(Entries from a visual dataset)
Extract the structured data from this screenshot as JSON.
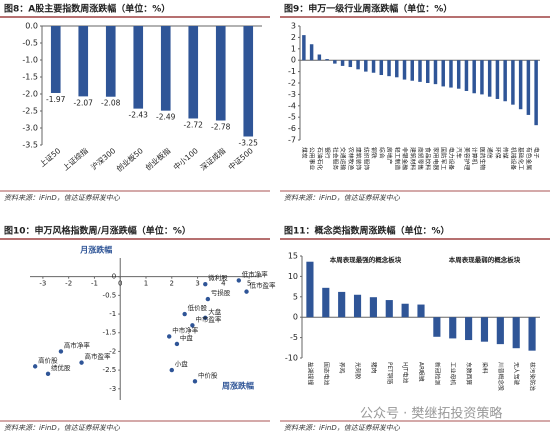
{
  "chart_data": [
    {
      "type": "bar",
      "title": "图8：A股主要指数周涨跌幅（单位：%）",
      "source": "资料来源：iFinD，信达证券研发中心",
      "categories": [
        "上证50",
        "上证综指",
        "沪深300",
        "创业板50",
        "创业板指",
        "中小100",
        "深证成指",
        "中证500"
      ],
      "values": [
        -1.97,
        -2.07,
        -2.08,
        -2.43,
        -2.49,
        -2.72,
        -2.78,
        -3.25
      ],
      "color": "#2f5597",
      "ylim": [
        -3.5,
        0
      ],
      "yticks": [
        {
          "value": 0,
          "label": "0.0"
        },
        -0.5,
        {
          "value": -1,
          "label": "-1.0"
        },
        -1.5,
        {
          "value": -2,
          "label": "-2.0"
        },
        -2.5,
        {
          "value": -3,
          "label": "-3.0"
        },
        -3.5
      ]
    },
    {
      "type": "bar",
      "title": "图9：申万一级行业周涨跌幅（单位：%）",
      "source": "资料来源：iFinD，信达证券研发中心",
      "categories": [
        "煤炭",
        "公用事业",
        "石油石化",
        "银行",
        "社会服务",
        "交通运输",
        "农林牧渔",
        "建筑装饰",
        "纺织服饰",
        "钢铁",
        "综合",
        "房地产",
        "轻工制造",
        "非银金融",
        "建筑材料",
        "商贸零售",
        "食品饮料",
        "家用电器",
        "国防军工",
        "电力设备",
        "汽车",
        "美容护理",
        "计算机",
        "医药生物",
        "通信",
        "环保",
        "传媒",
        "机械设备",
        "基础化工",
        "有色金属",
        "电子"
      ],
      "values": [
        2.2,
        1.4,
        0.5,
        0.1,
        -0.3,
        -0.5,
        -0.6,
        -0.8,
        -1.0,
        -1.1,
        -1.3,
        -1.4,
        -1.5,
        -1.7,
        -1.8,
        -1.9,
        -2.0,
        -2.1,
        -2.3,
        -2.4,
        -2.5,
        -2.7,
        -2.9,
        -3.0,
        -3.2,
        -3.4,
        -3.6,
        -3.9,
        -4.3,
        -4.8,
        -5.7
      ],
      "color": "#2f5597",
      "ylim": [
        -7,
        3
      ],
      "yticks": [
        3,
        2,
        1,
        0,
        -1,
        -2,
        -3,
        -4,
        -5,
        -6,
        -7
      ]
    },
    {
      "type": "scatter",
      "title": "图10：申万风格指数周/月涨跌幅（单位：%）",
      "source": "资料来源：iFinD，信达证券研发中心",
      "x_label": "周涨跌幅",
      "y_label": "月涨跌幅",
      "color": "#2f5597",
      "points": [
        {
          "name": "低市净率",
          "x": 4.6,
          "y": -0.1
        },
        {
          "name": "低市盈率",
          "x": 4.9,
          "y": -0.4
        },
        {
          "name": "微利股",
          "x": 3.3,
          "y": -0.2
        },
        {
          "name": "亏损股",
          "x": 3.4,
          "y": -0.6
        },
        {
          "name": "大盘",
          "x": 3.3,
          "y": -1.1
        },
        {
          "name": "低价股",
          "x": 2.5,
          "y": -1.0
        },
        {
          "name": "中市盈率",
          "x": 2.8,
          "y": -1.3
        },
        {
          "name": "中市净率",
          "x": 1.9,
          "y": -1.6
        },
        {
          "name": "中盘",
          "x": 2.2,
          "y": -1.8
        },
        {
          "name": "高市净率",
          "x": -2.3,
          "y": -2.0
        },
        {
          "name": "高市盈率",
          "x": -1.5,
          "y": -2.3
        },
        {
          "name": "小盘",
          "x": 2.0,
          "y": -2.5
        },
        {
          "name": "高价股",
          "x": -3.3,
          "y": -2.4
        },
        {
          "name": "绩优股",
          "x": -2.8,
          "y": -2.6
        },
        {
          "name": "中价股",
          "x": 2.9,
          "y": -2.8
        }
      ],
      "xlim": [
        -3.5,
        5.5
      ],
      "xticks": [
        -3,
        -2,
        -1,
        0,
        1,
        2,
        3,
        4,
        5
      ],
      "ylim": [
        -3.3,
        0.5
      ],
      "yticks": [
        0,
        -0.5,
        -1,
        -1.5,
        -2,
        -2.5,
        -3
      ]
    },
    {
      "type": "bar",
      "title": "图11：概念类指数周涨跌幅（单位：%）",
      "source": "资料来源：iFinD，信达证券研发中心",
      "color": "#2f5597",
      "groups": [
        {
          "name": "本周表现最强的概念板块",
          "categories": [
            "盐湖提锂",
            "固态电池",
            "养鸡",
            "光刻胶",
            "猪肉",
            "PET铜箔",
            "HJT电池",
            "AR眼镜"
          ],
          "values": [
            13.6,
            7.2,
            6.2,
            5.5,
            4.9,
            4.2,
            3.3,
            3.1
          ]
        },
        {
          "name": "本周表现最弱的概念板块",
          "categories": [
            "新冠检测",
            "工业母机",
            "东数西算",
            "染料",
            "川普概念股",
            "无人驾驶",
            "核污染防治"
          ],
          "values": [
            -4.8,
            -5.2,
            -5.6,
            -6.0,
            -6.6,
            -7.6,
            -8.2
          ]
        }
      ],
      "ylim": [
        -10,
        15
      ],
      "yticks": [
        15,
        10,
        5,
        0,
        -5,
        -10
      ]
    }
  ],
  "watermark": "公众号 · 樊继拓投资策略"
}
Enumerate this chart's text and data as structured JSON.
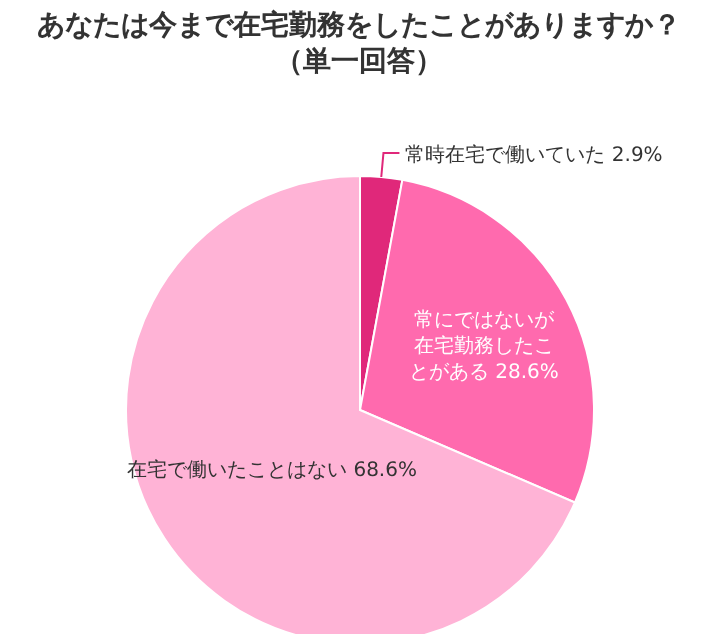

- Exercise directions -
Set down all the data again exactly as above, pictures excluded.

- Output of the task -
Extract the structured data from this screenshot as JSON.
{
  "chart_data": [
    {
      "type": "bar",
      "title": "图8：A股主要指数周涨跌幅（单位：%）",
      "source": "资料来源：iFinD，信达证券研发中心",
      "categories": [
        "上证50",
        "上证综指",
        "沪深300",
        "创业板50",
        "创业板指",
        "中小100",
        "深证成指",
        "中证500"
      ],
      "values": [
        -1.97,
        -2.07,
        -2.08,
        -2.43,
        -2.49,
        -2.72,
        -2.78,
        -3.25
      ],
      "color": "#2f5597",
      "ylim": [
        -3.5,
        0
      ],
      "yticks": [
        {
          "value": 0,
          "label": "0.0"
        },
        -0.5,
        {
          "value": -1,
          "label": "-1.0"
        },
        -1.5,
        {
          "value": -2,
          "label": "-2.0"
        },
        -2.5,
        {
          "value": -3,
          "label": "-3.0"
        },
        -3.5
      ]
    },
    {
      "type": "bar",
      "title": "图9：申万一级行业周涨跌幅（单位：%）",
      "source": "资料来源：iFinD，信达证券研发中心",
      "categories": [
        "煤炭",
        "公用事业",
        "石油石化",
        "银行",
        "社会服务",
        "交通运输",
        "农林牧渔",
        "建筑装饰",
        "纺织服饰",
        "钢铁",
        "综合",
        "房地产",
        "轻工制造",
        "非银金融",
        "建筑材料",
        "商贸零售",
        "食品饮料",
        "家用电器",
        "国防军工",
        "电力设备",
        "汽车",
        "美容护理",
        "计算机",
        "医药生物",
        "通信",
        "环保",
        "传媒",
        "机械设备",
        "基础化工",
        "有色金属",
        "电子"
      ],
      "values": [
        2.2,
        1.4,
        0.5,
        0.1,
        -0.3,
        -0.5,
        -0.6,
        -0.8,
        -1.0,
        -1.1,
        -1.3,
        -1.4,
        -1.5,
        -1.7,
        -1.8,
        -1.9,
        -2.0,
        -2.1,
        -2.3,
        -2.4,
        -2.5,
        -2.7,
        -2.9,
        -3.0,
        -3.2,
        -3.4,
        -3.6,
        -3.9,
        -4.3,
        -4.8,
        -5.7
      ],
      "color": "#2f5597",
      "ylim": [
        -7,
        3
      ],
      "yticks": [
        3,
        2,
        1,
        0,
        -1,
        -2,
        -3,
        -4,
        -5,
        -6,
        -7
      ]
    },
    {
      "type": "scatter",
      "title": "图10：申万风格指数周/月涨跌幅（单位：%）",
      "source": "资料来源：iFinD，信达证券研发中心",
      "x_label": "周涨跌幅",
      "y_label": "月涨跌幅",
      "color": "#2f5597",
      "points": [
        {
          "name": "低市净率",
          "x": 4.6,
          "y": -0.1
        },
        {
          "name": "低市盈率",
          "x": 4.9,
          "y": -0.4
        },
        {
          "name": "微利股",
          "x": 3.3,
          "y": -0.2
        },
        {
          "name": "亏损股",
          "x": 3.4,
          "y": -0.6
        },
        {
          "name": "大盘",
          "x": 3.3,
          "y": -1.1
        },
        {
          "name": "低价股",
          "x": 2.5,
          "y": -1.0
        },
        {
          "name": "中市盈率",
          "x": 2.8,
          "y": -1.3
        },
        {
          "name": "中市净率",
          "x": 1.9,
          "y": -1.6
        },
        {
          "name": "中盘",
          "x": 2.2,
          "y": -1.8
        },
        {
          "name": "高市净率",
          "x": -2.3,
          "y": -2.0
        },
        {
          "name": "高市盈率",
          "x": -1.5,
          "y": -2.3
        },
        {
          "name": "小盘",
          "x": 2.0,
          "y": -2.5
        },
        {
          "name": "高价股",
          "x": -3.3,
          "y": -2.4
        },
        {
          "name": "绩优股",
          "x": -2.8,
          "y": -2.6
        },
        {
          "name": "中价股",
          "x": 2.9,
          "y": -2.8
        }
      ],
      "xlim": [
        -3.5,
        5.5
      ],
      "xticks": [
        -3,
        -2,
        -1,
        0,
        1,
        2,
        3,
        4,
        5
      ],
      "ylim": [
        -3.3,
        0.5
      ],
      "yticks": [
        0,
        -0.5,
        -1,
        -1.5,
        -2,
        -2.5,
        -3
      ]
    },
    {
      "type": "bar",
      "title": "图11：概念类指数周涨跌幅（单位：%）",
      "source": "资料来源：iFinD，信达证券研发中心",
      "color": "#2f5597",
      "groups": [
        {
          "name": "本周表现最强的概念板块",
          "categories": [
            "盐湖提锂",
            "固态电池",
            "养鸡",
            "光刻胶",
            "猪肉",
            "PET铜箔",
            "HJT电池",
            "AR眼镜"
          ],
          "values": [
            13.6,
            7.2,
            6.2,
            5.5,
            4.9,
            4.2,
            3.3,
            3.1
          ]
        },
        {
          "name": "本周表现最弱的概念板块",
          "categories": [
            "新冠检测",
            "工业母机",
            "东数西算",
            "染料",
            "川普概念股",
            "无人驾驶",
            "核污染防治"
          ],
          "values": [
            -4.8,
            -5.2,
            -5.6,
            -6.0,
            -6.6,
            -7.6,
            -8.2
          ]
        }
      ],
      "ylim": [
        -10,
        15
      ],
      "yticks": [
        15,
        10,
        5,
        0,
        -5,
        -10
      ]
    }
  ],
  "watermark": "公众号 · 樊继拓投资策略"
}
Enumerate this chart's text and data as structured JSON.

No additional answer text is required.